**WHAT TO DO**
Output nothing but the number of lines that include the word "text".

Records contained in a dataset
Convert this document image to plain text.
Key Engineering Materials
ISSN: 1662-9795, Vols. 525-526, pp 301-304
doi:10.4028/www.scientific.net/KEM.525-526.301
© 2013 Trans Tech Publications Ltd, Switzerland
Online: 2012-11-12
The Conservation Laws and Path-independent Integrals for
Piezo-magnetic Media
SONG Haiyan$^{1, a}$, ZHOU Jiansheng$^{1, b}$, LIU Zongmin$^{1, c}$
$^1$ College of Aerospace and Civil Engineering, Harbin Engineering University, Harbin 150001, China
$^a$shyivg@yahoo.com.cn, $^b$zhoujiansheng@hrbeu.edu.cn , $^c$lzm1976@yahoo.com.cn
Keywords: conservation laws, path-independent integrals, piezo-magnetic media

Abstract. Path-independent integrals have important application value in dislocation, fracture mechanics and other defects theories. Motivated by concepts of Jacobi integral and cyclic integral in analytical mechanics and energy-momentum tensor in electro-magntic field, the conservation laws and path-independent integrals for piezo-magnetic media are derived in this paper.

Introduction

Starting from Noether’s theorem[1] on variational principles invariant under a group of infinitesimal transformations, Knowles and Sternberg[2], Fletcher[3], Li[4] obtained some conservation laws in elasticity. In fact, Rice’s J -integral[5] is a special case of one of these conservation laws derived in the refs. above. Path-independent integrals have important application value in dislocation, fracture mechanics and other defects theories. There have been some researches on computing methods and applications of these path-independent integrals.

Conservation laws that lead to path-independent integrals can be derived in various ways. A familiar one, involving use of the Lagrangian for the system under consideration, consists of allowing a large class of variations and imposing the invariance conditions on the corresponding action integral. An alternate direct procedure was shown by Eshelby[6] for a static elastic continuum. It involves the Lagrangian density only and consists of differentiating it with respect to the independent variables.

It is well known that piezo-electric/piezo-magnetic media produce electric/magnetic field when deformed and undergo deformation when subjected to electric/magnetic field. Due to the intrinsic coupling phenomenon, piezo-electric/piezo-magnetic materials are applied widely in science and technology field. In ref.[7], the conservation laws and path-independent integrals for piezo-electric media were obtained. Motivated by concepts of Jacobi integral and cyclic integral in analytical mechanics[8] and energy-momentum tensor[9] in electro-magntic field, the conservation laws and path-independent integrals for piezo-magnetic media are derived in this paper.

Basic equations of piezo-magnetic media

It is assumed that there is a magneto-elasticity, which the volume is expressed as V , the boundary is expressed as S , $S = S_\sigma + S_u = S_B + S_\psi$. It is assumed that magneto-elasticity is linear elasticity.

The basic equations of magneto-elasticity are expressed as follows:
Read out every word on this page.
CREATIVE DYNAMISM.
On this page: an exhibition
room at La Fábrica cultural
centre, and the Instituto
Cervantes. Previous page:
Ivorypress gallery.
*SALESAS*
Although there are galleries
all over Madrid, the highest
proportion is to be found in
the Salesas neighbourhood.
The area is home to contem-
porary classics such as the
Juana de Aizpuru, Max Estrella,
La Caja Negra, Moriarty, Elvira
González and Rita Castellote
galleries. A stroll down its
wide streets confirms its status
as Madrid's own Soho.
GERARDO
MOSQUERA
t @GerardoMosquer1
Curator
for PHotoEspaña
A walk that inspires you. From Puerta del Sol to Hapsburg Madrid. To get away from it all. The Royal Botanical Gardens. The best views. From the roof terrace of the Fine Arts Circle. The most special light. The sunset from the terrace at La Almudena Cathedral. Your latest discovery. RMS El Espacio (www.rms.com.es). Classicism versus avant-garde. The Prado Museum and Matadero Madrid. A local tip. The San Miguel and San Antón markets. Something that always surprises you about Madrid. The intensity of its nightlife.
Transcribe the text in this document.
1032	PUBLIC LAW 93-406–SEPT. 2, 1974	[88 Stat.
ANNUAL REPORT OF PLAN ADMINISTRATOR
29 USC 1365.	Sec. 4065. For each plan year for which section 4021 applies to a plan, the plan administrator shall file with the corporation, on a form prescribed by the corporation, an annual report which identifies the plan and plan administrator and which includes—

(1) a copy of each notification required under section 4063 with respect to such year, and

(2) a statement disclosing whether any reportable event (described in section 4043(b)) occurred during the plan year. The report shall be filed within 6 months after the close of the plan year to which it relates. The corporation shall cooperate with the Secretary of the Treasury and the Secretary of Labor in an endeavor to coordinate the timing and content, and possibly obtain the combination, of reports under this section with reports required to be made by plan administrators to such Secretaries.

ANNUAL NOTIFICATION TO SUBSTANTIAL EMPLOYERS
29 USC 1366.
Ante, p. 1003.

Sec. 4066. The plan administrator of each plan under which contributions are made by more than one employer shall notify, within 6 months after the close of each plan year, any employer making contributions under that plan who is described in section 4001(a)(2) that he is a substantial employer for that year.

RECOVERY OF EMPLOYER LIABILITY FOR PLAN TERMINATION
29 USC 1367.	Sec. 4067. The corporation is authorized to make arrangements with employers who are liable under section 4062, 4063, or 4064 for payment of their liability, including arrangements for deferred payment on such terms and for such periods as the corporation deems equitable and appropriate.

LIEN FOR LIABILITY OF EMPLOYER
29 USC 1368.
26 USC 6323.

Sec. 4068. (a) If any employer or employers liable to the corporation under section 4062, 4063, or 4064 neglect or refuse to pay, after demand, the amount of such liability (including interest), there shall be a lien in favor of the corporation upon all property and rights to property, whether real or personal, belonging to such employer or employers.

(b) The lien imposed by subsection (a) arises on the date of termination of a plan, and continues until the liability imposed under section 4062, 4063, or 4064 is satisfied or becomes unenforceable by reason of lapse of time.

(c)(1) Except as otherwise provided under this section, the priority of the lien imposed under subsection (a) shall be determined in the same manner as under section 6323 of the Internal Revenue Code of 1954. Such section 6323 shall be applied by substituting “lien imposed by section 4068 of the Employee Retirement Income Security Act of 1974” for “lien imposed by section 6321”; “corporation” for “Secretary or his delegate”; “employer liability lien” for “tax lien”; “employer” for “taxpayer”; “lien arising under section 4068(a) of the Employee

**RESULT FOR THIS TASK**
2